## BEGIN

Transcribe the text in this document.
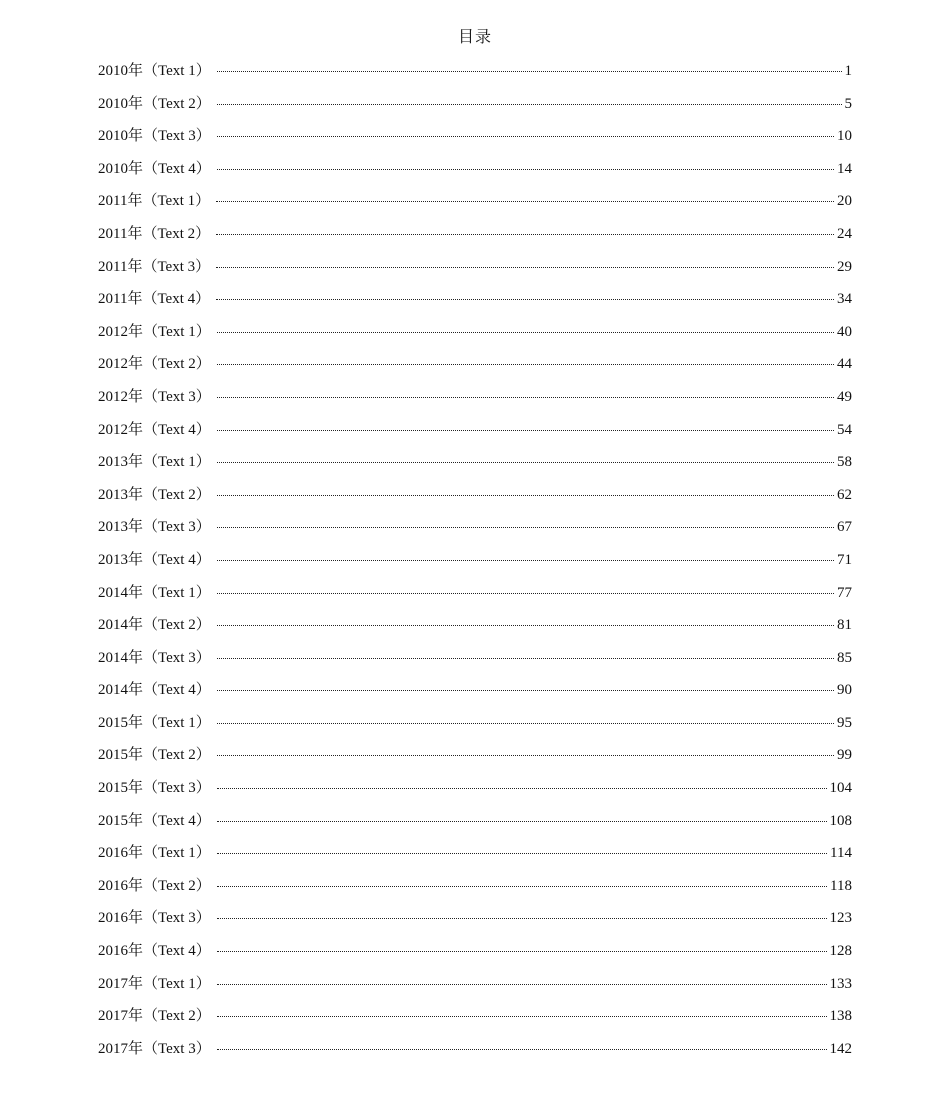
目录
2010年（Text 1）	1
2010年（Text 2）	5
2010年（Text 3）	10
2010年（Text 4）	14
2011年（Text 1）	20
2011年（Text 2）	24
2011年（Text 3）	29
2011年（Text 4）	34
2012年（Text 1）	40
2012年（Text 2）	44
2012年（Text 3）	49
2012年（Text 4）	54
2013年（Text 1）	58
2013年（Text 2）	62
2013年（Text 3）	67
2013年（Text 4）	71
2014年（Text 1）	77
2014年（Text 2）	81
2014年（Text 3）	85
2014年（Text 4）	90
2015年（Text 1）	95
2015年（Text 2）	99
2015年（Text 3）	104
2015年（Text 4）	108
2016年（Text 1）	114
2016年（Text 2）	118
2016年（Text 3）	123
2016年（Text 4）	128
2017年（Text 1）	133
2017年（Text 2）	138
2017年（Text 3）	142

## END

PROBLEM STATEMENT - Pictures are to be left out; the records above must be repeated word for word.

THE COMPLETED TASK -
Transcribe the text in this document.
目录
2010年（Text 1）	1
2010年（Text 2）	5
2010年（Text 3）	10
2010年（Text 4）	14
2011年（Text 1）	20
2011年（Text 2）	24
2011年（Text 3）	29
2011年（Text 4）	34
2012年（Text 1）	40
2012年（Text 2）	44
2012年（Text 3）	49
2012年（Text 4）	54
2013年（Text 1）	58
2013年（Text 2）	62
2013年（Text 3）	67
2013年（Text 4）	71
2014年（Text 1）	77
2014年（Text 2）	81
2014年（Text 3）	85
2014年（Text 4）	90
2015年（Text 1）	95
2015年（Text 2）	99
2015年（Text 3）	104
2015年（Text 4）	108
2016年（Text 1）	114
2016年（Text 2）	118
2016年（Text 3）	123
2016年（Text 4）	128
2017年（Text 1）	133
2017年（Text 2）	138
2017年（Text 3）	142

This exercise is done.